What is asked: Transcribe all of the data exactly. Omit the pictures.

(Records from a collection)
------------

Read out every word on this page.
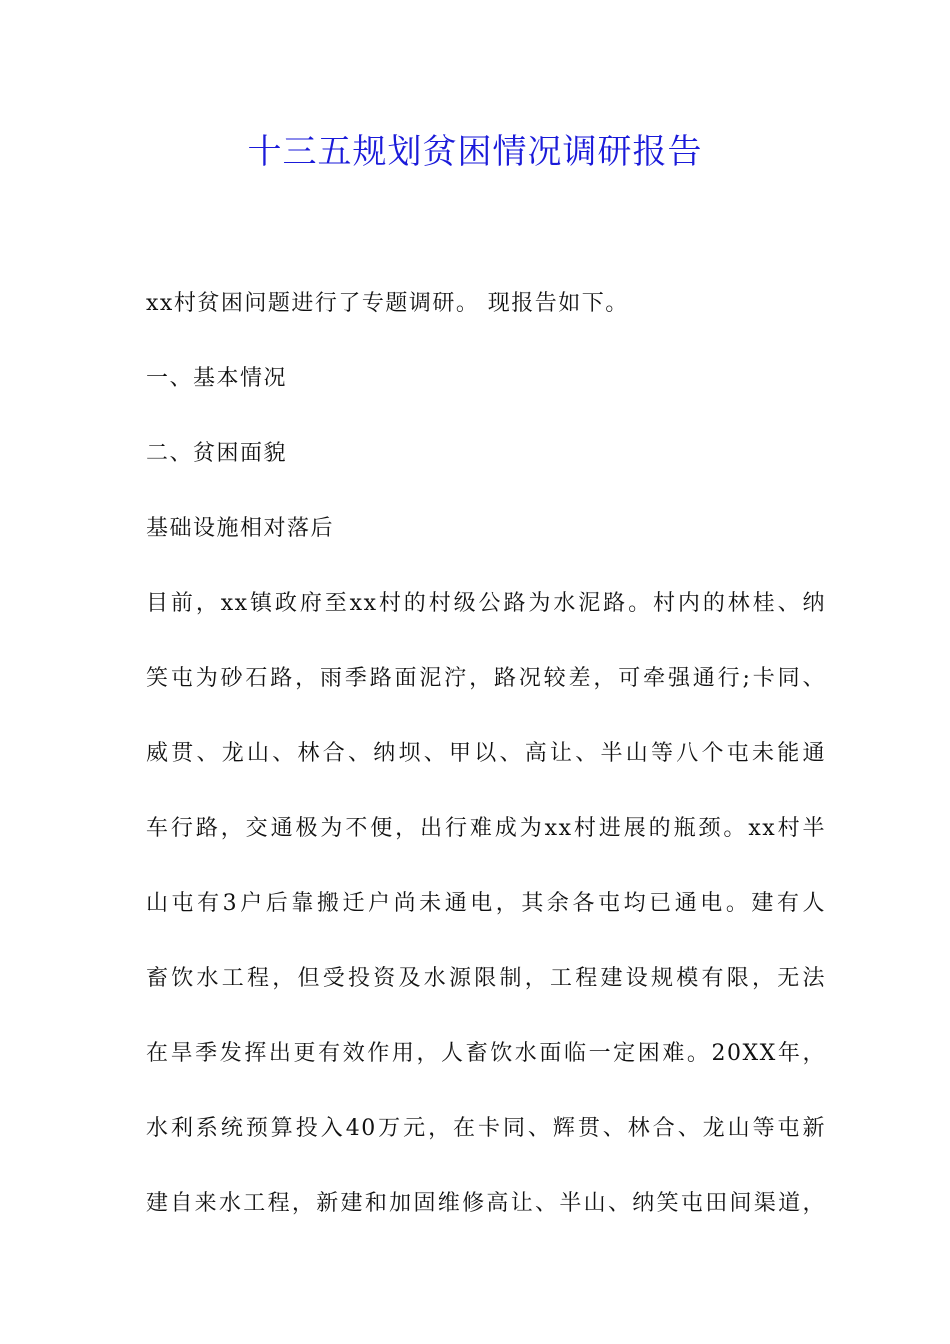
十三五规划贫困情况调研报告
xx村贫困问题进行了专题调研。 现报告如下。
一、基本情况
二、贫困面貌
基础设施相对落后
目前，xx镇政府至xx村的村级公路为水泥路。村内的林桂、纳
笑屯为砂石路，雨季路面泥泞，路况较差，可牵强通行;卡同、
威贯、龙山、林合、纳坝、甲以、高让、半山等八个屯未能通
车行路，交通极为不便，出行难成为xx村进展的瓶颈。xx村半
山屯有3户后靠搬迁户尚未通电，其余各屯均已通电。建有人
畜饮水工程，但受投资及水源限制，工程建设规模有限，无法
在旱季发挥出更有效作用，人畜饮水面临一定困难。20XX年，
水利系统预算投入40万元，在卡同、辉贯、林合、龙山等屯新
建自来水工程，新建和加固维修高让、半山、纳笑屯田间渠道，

------------

Response to the task:
Read out every word on this page.
十三五规划贫困情况调研报告
xx村贫困问题进行了专题调研。 现报告如下。
一、基本情况
二、贫困面貌
基础设施相对落后
目前，xx镇政府至xx村的村级公路为水泥路。村内的林桂、纳
笑屯为砂石路，雨季路面泥泞，路况较差，可牵强通行;卡同、
威贯、龙山、林合、纳坝、甲以、高让、半山等八个屯未能通
车行路，交通极为不便，出行难成为xx村进展的瓶颈。xx村半
山屯有3户后靠搬迁户尚未通电，其余各屯均已通电。建有人
畜饮水工程，但受投资及水源限制，工程建设规模有限，无法
在旱季发挥出更有效作用，人畜饮水面临一定困难。20XX年，
水利系统预算投入40万元，在卡同、辉贯、林合、龙山等屯新
建自来水工程，新建和加固维修高让、半山、纳笑屯田间渠道，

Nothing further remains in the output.